Task brief: Extract, from the listing that follows, each line containing the word "than".

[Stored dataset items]
★ ★ ★ ★
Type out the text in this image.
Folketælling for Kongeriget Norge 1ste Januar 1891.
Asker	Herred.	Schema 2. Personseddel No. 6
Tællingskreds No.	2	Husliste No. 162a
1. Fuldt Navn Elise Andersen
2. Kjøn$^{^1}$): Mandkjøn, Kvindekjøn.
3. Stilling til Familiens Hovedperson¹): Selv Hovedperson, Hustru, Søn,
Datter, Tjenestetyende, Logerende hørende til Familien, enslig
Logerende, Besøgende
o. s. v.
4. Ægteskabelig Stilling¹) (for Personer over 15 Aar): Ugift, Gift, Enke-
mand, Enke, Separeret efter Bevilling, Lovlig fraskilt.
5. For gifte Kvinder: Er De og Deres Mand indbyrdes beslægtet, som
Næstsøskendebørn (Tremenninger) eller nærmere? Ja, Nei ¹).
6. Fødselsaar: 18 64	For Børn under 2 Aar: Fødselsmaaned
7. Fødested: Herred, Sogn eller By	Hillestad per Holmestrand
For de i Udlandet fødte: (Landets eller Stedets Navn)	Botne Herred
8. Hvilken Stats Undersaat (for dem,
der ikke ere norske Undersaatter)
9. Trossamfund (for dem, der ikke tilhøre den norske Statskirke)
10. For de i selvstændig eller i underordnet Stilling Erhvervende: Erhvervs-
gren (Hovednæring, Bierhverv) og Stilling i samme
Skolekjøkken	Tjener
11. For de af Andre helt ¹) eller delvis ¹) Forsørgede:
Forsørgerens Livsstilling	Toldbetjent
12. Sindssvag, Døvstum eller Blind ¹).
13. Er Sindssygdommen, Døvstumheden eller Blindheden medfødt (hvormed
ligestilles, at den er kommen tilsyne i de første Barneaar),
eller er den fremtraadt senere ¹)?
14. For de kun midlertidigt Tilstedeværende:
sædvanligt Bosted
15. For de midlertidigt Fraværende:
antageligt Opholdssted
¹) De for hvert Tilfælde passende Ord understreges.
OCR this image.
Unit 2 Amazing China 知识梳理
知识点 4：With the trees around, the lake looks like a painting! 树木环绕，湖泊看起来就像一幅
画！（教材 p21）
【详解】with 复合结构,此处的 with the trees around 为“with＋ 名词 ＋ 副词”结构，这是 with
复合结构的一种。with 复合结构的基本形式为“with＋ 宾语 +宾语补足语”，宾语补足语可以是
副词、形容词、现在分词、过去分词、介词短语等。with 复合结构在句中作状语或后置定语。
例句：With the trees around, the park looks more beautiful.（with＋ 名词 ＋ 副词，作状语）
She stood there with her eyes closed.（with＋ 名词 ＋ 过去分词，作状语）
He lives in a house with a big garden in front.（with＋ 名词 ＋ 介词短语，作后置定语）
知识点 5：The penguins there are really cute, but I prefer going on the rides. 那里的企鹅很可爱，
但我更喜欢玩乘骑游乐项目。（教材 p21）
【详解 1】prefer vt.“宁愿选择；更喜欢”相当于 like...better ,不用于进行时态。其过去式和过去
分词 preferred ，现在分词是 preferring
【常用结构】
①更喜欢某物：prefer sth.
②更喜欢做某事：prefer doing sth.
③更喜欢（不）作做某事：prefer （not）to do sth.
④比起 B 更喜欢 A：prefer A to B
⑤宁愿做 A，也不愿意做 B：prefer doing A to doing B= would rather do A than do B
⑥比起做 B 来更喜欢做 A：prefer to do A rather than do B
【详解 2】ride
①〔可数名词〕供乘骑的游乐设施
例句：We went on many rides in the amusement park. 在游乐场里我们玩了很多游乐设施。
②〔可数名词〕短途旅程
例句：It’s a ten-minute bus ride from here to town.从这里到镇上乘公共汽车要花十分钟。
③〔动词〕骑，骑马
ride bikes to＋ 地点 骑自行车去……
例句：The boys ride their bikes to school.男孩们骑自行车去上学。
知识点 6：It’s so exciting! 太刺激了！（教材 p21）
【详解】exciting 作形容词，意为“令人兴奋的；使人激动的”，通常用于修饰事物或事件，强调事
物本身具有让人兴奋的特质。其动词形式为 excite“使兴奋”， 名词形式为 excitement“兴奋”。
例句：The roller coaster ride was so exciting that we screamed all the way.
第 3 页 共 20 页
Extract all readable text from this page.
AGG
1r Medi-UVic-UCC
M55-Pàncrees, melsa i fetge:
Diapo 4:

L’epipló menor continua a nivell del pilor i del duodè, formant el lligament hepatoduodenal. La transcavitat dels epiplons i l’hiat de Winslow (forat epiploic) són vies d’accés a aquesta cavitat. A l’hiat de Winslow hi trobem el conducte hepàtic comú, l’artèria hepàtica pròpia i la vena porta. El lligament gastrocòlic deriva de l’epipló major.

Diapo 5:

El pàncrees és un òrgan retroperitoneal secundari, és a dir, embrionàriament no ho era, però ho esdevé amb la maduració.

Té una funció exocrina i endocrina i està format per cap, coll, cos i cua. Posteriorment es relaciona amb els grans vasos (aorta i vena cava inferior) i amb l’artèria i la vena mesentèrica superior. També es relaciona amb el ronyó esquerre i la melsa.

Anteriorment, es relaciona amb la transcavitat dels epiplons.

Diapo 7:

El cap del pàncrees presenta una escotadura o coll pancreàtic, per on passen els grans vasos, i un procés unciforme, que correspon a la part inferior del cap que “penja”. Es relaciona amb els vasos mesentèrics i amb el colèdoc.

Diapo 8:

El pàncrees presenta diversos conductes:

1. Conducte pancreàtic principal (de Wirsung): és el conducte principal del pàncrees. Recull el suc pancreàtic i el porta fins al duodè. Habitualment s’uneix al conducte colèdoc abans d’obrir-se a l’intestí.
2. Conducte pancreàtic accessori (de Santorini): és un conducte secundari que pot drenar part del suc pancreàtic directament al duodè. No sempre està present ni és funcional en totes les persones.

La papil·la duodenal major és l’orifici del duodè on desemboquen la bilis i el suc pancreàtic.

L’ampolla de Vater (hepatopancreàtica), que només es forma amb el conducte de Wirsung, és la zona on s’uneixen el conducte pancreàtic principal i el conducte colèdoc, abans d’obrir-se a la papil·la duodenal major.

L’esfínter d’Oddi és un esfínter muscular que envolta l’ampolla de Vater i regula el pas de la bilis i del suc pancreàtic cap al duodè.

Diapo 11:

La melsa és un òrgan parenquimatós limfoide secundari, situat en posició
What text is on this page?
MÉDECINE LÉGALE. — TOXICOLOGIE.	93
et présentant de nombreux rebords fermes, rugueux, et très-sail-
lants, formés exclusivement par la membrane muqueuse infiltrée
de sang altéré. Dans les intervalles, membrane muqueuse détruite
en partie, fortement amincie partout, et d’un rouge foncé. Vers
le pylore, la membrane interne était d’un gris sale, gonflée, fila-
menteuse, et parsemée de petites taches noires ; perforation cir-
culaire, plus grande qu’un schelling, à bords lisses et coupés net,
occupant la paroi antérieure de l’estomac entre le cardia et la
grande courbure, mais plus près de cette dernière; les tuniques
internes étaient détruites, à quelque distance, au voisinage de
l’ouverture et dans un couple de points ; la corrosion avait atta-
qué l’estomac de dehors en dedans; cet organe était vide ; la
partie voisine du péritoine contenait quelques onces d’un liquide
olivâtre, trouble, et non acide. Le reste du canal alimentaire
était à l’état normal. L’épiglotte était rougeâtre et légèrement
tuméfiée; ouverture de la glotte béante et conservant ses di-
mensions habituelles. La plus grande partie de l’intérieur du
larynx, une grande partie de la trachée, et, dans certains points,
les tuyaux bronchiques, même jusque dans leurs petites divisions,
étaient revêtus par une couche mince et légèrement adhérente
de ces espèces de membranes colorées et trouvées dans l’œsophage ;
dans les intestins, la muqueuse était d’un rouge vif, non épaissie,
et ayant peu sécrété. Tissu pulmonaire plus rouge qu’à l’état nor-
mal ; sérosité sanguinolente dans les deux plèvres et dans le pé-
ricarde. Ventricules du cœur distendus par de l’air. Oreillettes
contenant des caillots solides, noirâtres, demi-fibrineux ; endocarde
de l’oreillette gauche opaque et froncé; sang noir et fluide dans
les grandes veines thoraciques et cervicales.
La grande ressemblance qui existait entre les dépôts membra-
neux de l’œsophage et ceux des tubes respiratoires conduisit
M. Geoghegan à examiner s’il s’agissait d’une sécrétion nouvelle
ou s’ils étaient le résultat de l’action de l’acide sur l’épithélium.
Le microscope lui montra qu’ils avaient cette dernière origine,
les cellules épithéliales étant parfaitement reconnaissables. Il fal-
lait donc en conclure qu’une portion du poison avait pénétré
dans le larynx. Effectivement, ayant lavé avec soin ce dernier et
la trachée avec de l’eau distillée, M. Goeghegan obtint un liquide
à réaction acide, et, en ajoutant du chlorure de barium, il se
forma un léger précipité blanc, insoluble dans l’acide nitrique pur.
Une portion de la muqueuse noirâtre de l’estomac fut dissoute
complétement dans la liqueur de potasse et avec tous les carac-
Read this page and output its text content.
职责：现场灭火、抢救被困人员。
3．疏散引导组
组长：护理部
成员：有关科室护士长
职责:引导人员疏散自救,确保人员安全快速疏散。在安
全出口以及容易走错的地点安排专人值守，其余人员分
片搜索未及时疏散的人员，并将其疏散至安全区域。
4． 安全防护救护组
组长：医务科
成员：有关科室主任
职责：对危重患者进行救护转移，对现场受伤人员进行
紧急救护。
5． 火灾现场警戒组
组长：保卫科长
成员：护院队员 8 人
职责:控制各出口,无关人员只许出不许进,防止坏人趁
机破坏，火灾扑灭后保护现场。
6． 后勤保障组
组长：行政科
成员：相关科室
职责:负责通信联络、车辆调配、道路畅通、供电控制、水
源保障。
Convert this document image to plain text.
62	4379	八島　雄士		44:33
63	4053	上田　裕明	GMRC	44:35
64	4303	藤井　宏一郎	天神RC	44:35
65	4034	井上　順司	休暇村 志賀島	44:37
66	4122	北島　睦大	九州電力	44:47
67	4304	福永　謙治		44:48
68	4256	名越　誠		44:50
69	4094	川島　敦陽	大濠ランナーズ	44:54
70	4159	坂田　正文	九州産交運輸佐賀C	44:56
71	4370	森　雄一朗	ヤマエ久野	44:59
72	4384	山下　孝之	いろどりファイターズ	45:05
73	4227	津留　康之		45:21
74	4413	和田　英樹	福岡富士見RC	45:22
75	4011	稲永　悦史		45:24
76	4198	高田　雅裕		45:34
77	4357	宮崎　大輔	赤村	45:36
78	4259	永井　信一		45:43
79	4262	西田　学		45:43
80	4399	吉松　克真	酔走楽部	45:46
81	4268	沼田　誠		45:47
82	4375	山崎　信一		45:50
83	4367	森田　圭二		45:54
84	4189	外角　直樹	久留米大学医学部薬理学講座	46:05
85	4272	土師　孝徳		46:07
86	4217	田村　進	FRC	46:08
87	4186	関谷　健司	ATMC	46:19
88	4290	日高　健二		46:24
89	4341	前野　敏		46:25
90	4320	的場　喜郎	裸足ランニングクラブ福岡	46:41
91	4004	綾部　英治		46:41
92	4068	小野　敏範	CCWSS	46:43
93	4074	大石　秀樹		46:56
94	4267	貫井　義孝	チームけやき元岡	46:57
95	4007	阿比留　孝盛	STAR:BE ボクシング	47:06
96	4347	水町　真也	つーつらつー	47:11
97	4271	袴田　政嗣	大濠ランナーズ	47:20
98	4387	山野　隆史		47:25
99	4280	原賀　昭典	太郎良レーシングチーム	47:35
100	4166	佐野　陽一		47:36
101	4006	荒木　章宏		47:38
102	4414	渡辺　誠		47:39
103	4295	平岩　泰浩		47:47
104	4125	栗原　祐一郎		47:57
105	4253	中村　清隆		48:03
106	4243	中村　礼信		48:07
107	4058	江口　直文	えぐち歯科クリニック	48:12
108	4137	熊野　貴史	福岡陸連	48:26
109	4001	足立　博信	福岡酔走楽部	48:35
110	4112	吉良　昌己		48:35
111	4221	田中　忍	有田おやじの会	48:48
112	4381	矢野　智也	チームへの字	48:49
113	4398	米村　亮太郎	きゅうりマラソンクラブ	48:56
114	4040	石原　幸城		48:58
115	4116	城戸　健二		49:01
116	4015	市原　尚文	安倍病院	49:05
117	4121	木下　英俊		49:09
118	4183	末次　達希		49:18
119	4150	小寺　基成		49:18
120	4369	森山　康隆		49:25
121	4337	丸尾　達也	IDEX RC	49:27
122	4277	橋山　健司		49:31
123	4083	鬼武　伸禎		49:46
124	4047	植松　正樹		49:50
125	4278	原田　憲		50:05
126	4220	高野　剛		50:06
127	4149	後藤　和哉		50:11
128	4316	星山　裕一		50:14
★ ★ ★ ★
Response:
⑤宁愿做 A，也不愿意做 B：prefer doing A to doing B= would rather do A than do B
⑥比起做 B 来更喜欢做 A：prefer to do A rather than do B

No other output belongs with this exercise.